§ **Job**: List all lines of the data containing the word "группы".

Dataset items
■ ■ ■ ■ ■ ■ ■
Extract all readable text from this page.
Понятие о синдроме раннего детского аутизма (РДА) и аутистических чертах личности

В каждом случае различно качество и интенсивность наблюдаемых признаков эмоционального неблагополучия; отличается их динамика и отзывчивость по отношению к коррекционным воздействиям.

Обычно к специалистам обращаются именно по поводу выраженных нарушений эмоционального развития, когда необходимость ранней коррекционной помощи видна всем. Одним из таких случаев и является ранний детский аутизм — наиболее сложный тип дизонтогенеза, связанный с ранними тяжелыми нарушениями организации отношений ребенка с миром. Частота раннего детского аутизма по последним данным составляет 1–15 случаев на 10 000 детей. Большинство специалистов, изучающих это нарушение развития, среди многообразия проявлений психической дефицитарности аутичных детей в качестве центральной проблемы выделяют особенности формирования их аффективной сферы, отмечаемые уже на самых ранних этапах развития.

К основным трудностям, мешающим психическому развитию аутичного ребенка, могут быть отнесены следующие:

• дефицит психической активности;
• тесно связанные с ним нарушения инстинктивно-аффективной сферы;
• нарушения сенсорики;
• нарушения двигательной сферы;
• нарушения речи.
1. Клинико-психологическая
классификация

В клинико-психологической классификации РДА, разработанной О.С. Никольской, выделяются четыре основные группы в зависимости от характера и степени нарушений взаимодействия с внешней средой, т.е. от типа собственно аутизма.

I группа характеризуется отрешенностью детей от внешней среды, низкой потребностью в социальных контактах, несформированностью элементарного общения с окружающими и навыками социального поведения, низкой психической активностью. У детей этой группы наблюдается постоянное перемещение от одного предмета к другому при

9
■ ■ ■ ■ ■ ■ ■
§ **Complete response**:
В клинико-психологической классификации РДА, разработанной О.С. Никольской, выделяются четыре основные группы в зависимости от характера и степени нарушений взаимодействия с внешней средой, т.е. от типа собственно аутизма.
I группа характеризуется отрешенностью детей от внешней среды, низкой потребностью в социальных контактах, несформированностью элементарного общения с окружающими и навыками социального поведения, низкой психической активностью. У детей этой группы наблюдается постоянное перемещение от одного предмета к другому при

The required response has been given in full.